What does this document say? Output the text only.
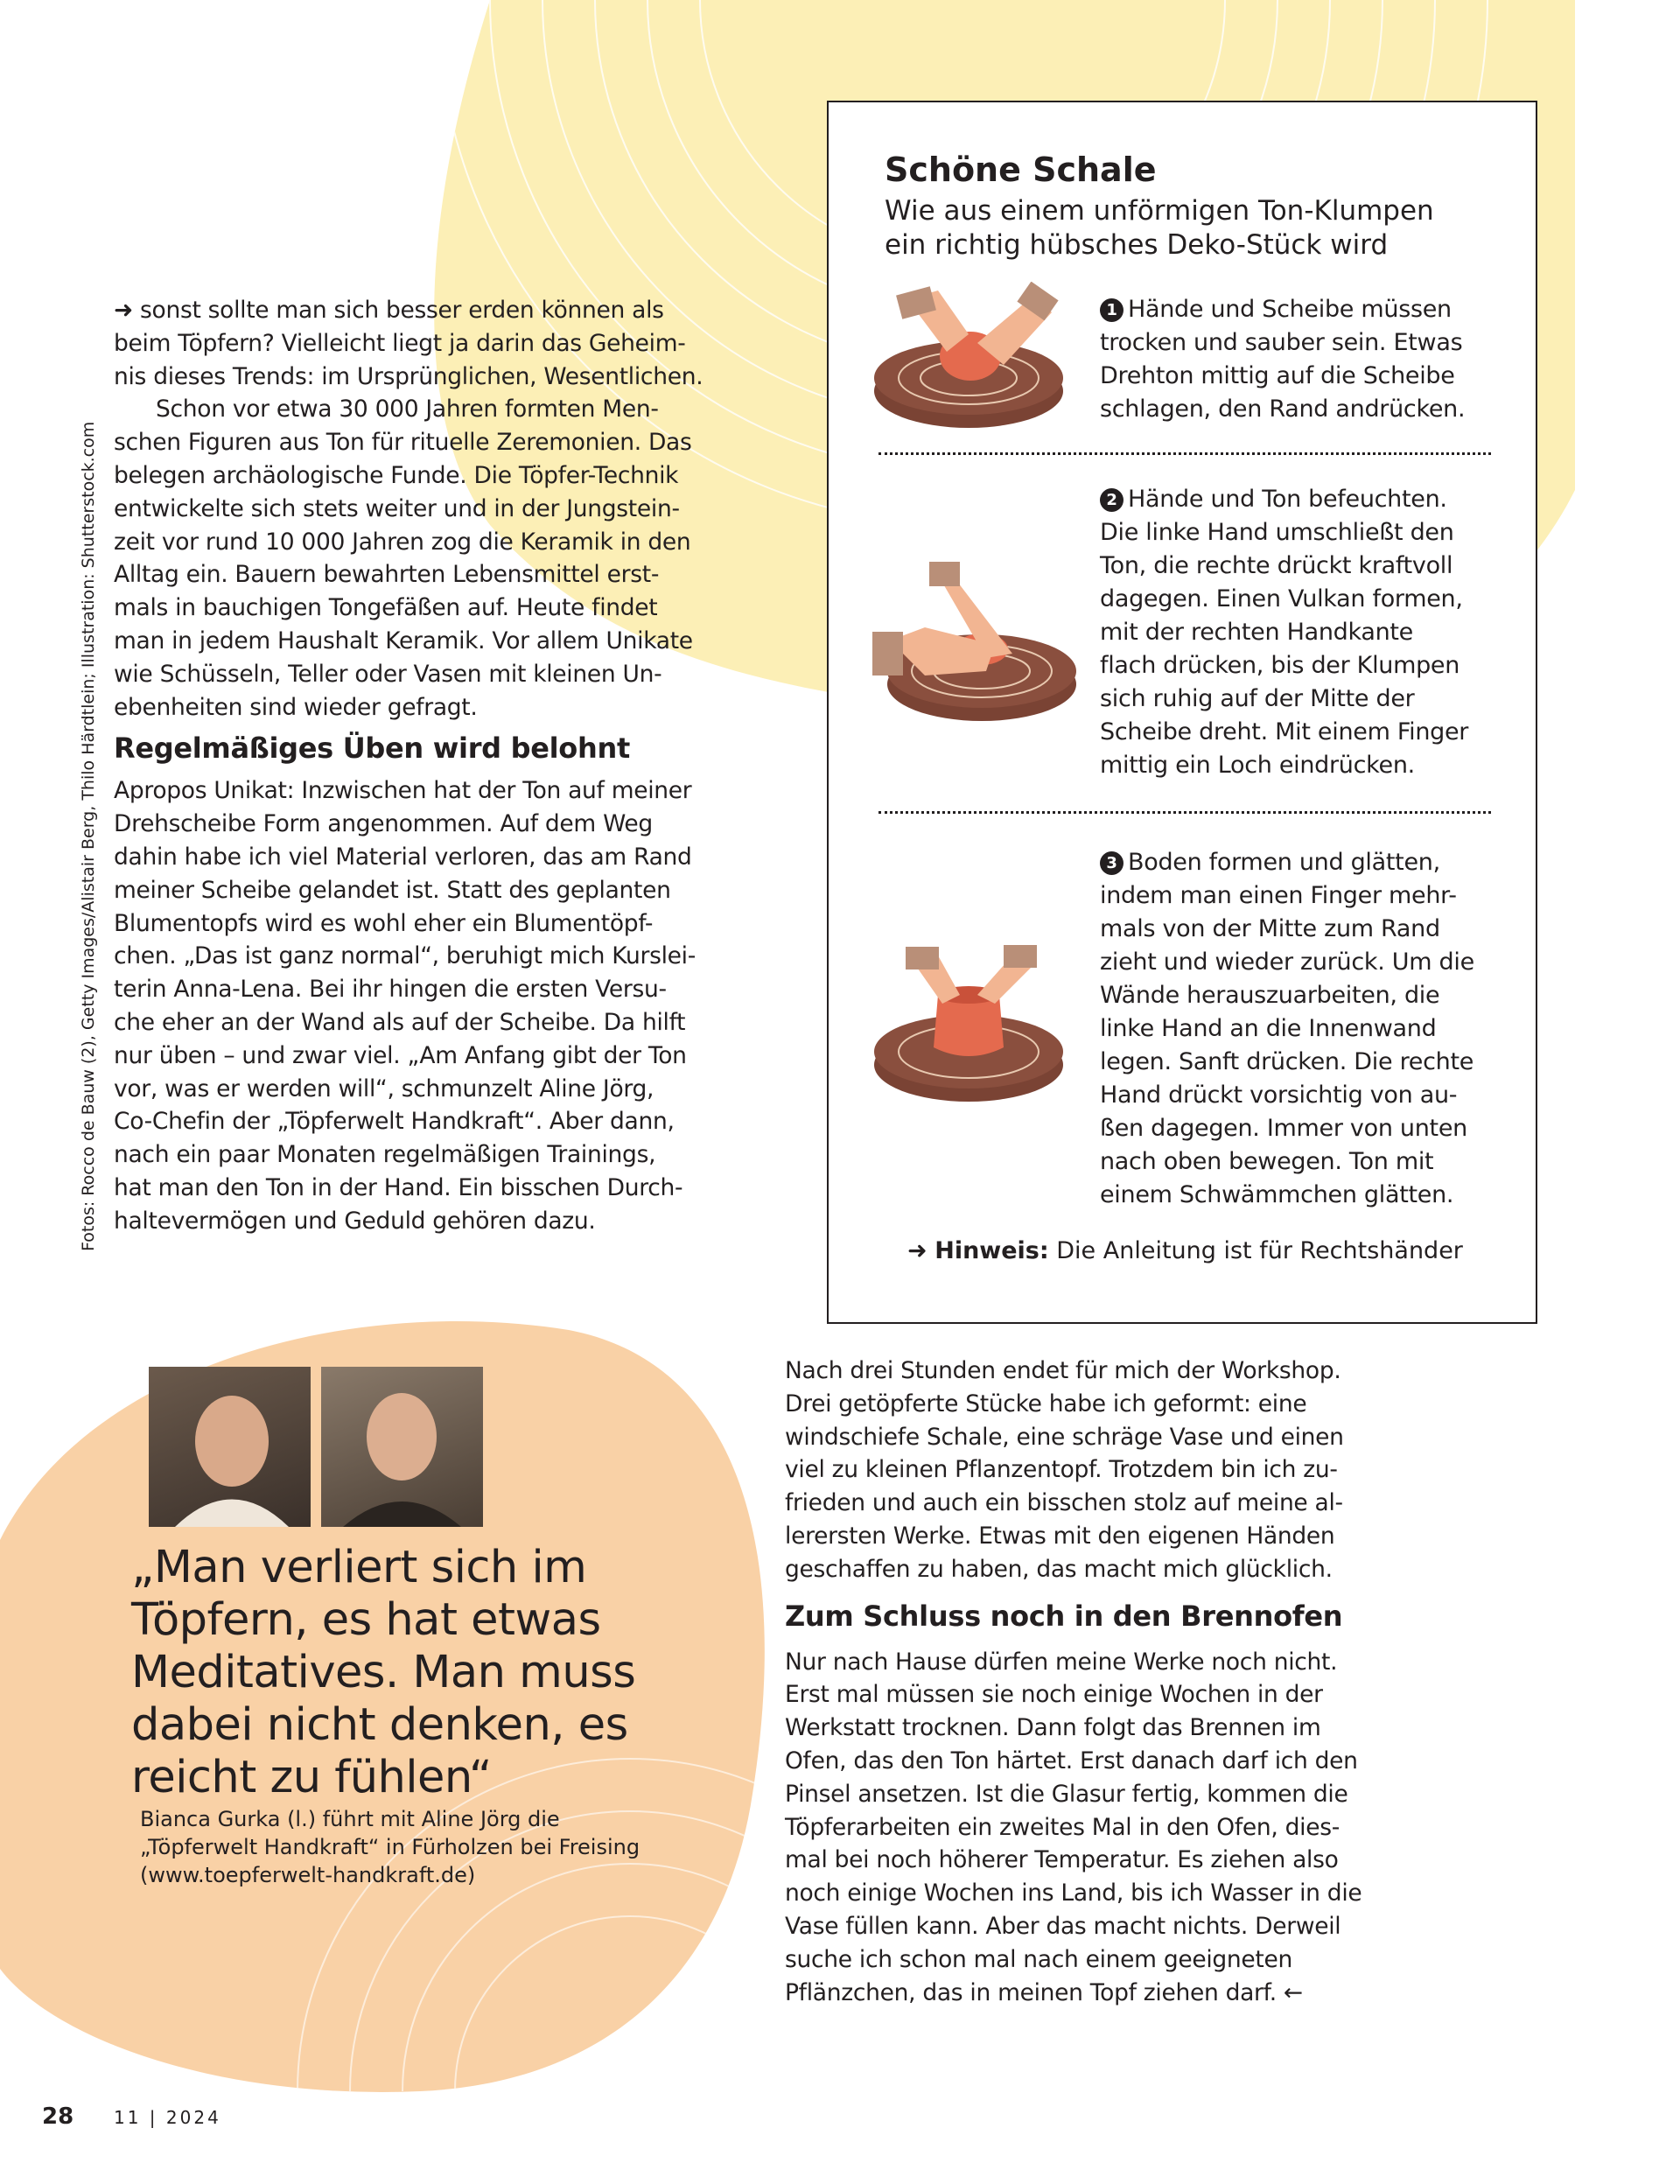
Fotos: Rocco de Bauw (2), Getty Images/Alistair Berg, Thilo Härdtlein; Illustration: Shutterstock.com
➜ sonst sollte man sich besser erden können als
beim Töpfern? Vielleicht liegt ja darin das Geheim-
nis dieses Trends: im Ursprünglichen, Wesentlichen.
Schon vor etwa 30 000 Jahren formten Men-
schen Figuren aus Ton für rituelle Zeremonien. Das
belegen archäologische Funde. Die Töpfer-Technik
entwickelte sich stets weiter und in der Jungstein-
zeit vor rund 10 000 Jahren zog die Keramik in den
Alltag ein. Bauern bewahrten Lebensmittel erst-
mals in bauchigen Tongefäßen auf. Heute findet
man in jedem Haushalt Keramik. Vor allem Unikate
wie Schüsseln, Teller oder Vasen mit kleinen Un-
ebenheiten sind wieder gefragt.
Regelmäßiges Üben wird belohnt
Apropos Unikat: Inzwischen hat der Ton auf meiner
Drehscheibe Form angenommen. Auf dem Weg
dahin habe ich viel Material verloren, das am Rand
meiner Scheibe gelandet ist. Statt des geplanten
Blumentopfs wird es wohl eher ein Blumentöpf-
chen. „Das ist ganz normal“, beruhigt mich Kurslei-
terin Anna-Lena. Bei ihr hingen die ersten Versu-
che eher an der Wand als auf der Scheibe. Da hilft
nur üben – und zwar viel. „Am Anfang gibt der Ton
vor, was er werden will“, schmunzelt Aline Jörg,
Co-Chefin der „Töpferwelt Handkraft“. Aber dann,
nach ein paar Monaten regelmäßigen Trainings,
hat man den Ton in der Hand. Ein bisschen Durch-
haltevermögen und Geduld gehören dazu.
Schöne Schale
Wie aus einem unförmigen Ton-Klumpen
ein richtig hübsches Deko-Stück wird
1 Hände und Scheibe müssen
trocken und sauber sein. Etwas
Drehton mittig auf die Scheibe
schlagen, den Rand andrücken.
2 Hände und Ton befeuchten.
Die linke Hand umschließt den
Ton, die rechte drückt kraftvoll
dagegen. Einen Vulkan formen,
mit der rechten Handkante
flach drücken, bis der Klumpen
sich ruhig auf der Mitte der
Scheibe dreht. Mit einem Finger
mittig ein Loch eindrücken.
3 Boden formen und glätten,
indem man einen Finger mehr-
mals von der Mitte zum Rand
zieht und wieder zurück. Um die
Wände herauszuarbeiten, die
linke Hand an die Innenwand
legen. Sanft drücken. Die rechte
Hand drückt vorsichtig von au-
ßen dagegen. Immer von unten
nach oben bewegen. Ton mit
einem Schwämmchen glätten.
➜ Hinweis: Die Anleitung ist für Rechtshänder
„Man verliert sich im
Töpfern, es hat etwas
Meditatives. Man muss
dabei nicht denken, es
reicht zu fühlen“
Bianca Gurka (l.) führt mit Aline Jörg die
„Töpferwelt Handkraft“ in Fürholzen bei Freising
(www.toepferwelt-handkraft.de)
Nach drei Stunden endet für mich der Workshop.
Drei getöpferte Stücke habe ich geformt: eine
windschiefe Schale, eine schräge Vase und einen
viel zu kleinen Pflanzentopf. Trotzdem bin ich zu-
frieden und auch ein bisschen stolz auf meine al-
lerersten Werke. Etwas mit den eigenen Händen
geschaffen zu haben, das macht mich glücklich.
Zum Schluss noch in den Brennofen
Nur nach Hause dürfen meine Werke noch nicht.
Erst mal müssen sie noch einige Wochen in der
Werkstatt trocknen. Dann folgt das Brennen im
Ofen, das den Ton härtet. Erst danach darf ich den
Pinsel ansetzen. Ist die Glasur fertig, kommen die
Töpferarbeiten ein zweites Mal in den Ofen, dies-
mal bei noch höherer Temperatur. Es ziehen also
noch einige Wochen ins Land, bis ich Wasser in die
Vase füllen kann. Aber das macht nichts. Derweil
suche ich schon mal nach einem geeigneten
Pflänzchen, das in meinen Topf ziehen darf. ←
28 11 | 2024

==*==

For the records above, state how many lines contain "Finger", and nothing more.

The completed task ::
2